Instruction: Reproduce the entries in full, with no changes.

Data records:

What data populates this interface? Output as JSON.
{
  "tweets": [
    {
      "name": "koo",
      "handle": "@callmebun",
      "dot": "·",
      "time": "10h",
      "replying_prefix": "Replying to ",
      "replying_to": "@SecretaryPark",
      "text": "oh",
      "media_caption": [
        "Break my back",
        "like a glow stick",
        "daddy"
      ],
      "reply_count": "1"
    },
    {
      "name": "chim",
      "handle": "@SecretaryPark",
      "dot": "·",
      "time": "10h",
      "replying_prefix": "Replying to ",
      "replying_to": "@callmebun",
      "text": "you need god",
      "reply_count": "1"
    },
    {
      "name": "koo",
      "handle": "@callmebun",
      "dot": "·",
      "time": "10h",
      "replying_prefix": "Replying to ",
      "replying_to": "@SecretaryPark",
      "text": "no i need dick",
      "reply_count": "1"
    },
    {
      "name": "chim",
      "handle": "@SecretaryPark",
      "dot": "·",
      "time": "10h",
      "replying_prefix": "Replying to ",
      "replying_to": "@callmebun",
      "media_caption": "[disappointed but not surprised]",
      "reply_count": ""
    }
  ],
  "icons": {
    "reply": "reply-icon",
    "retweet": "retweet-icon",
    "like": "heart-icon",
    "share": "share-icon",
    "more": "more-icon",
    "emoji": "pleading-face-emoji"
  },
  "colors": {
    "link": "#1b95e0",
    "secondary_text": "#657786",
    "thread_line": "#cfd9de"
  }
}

Complete answer:
What data populates this interface? Output as JSON.
{
  "tweets": [
    {
      "name": "koo",
      "handle": "@callmebun",
      "dot": "·",
      "time": "10h",
      "replying_prefix": "Replying to ",
      "replying_to": "@SecretaryPark",
      "text": "oh",
      "media_caption": [
        "Break my back",
        "like a glow stick",
        "daddy"
      ],
      "reply_count": "1"
    },
    {
      "name": "chim",
      "handle": "@SecretaryPark",
      "dot": "·",
      "time": "10h",
      "replying_prefix": "Replying to ",
      "replying_to": "@callmebun",
      "text": "you need god",
      "reply_count": "1"
    },
    {
      "name": "koo",
      "handle": "@callmebun",
      "dot": "·",
      "time": "10h",
      "replying_prefix": "Replying to ",
      "replying_to": "@SecretaryPark",
      "text": "no i need dick",
      "reply_count": "1"
    },
    {
      "name": "chim",
      "handle": "@SecretaryPark",
      "dot": "·",
      "time": "10h",
      "replying_prefix": "Replying to ",
      "replying_to": "@callmebun",
      "media_caption": "[disappointed but not surprised]",
      "reply_count": ""
    }
  ],
  "icons": {
    "reply": "reply-icon",
    "retweet": "retweet-icon",
    "like": "heart-icon",
    "share": "share-icon",
    "more": "more-icon",
    "emoji": "pleading-face-emoji"
  },
  "colors": {
    "link": "#1b95e0",
    "secondary_text": "#657786",
    "thread_line": "#cfd9de"
  }
}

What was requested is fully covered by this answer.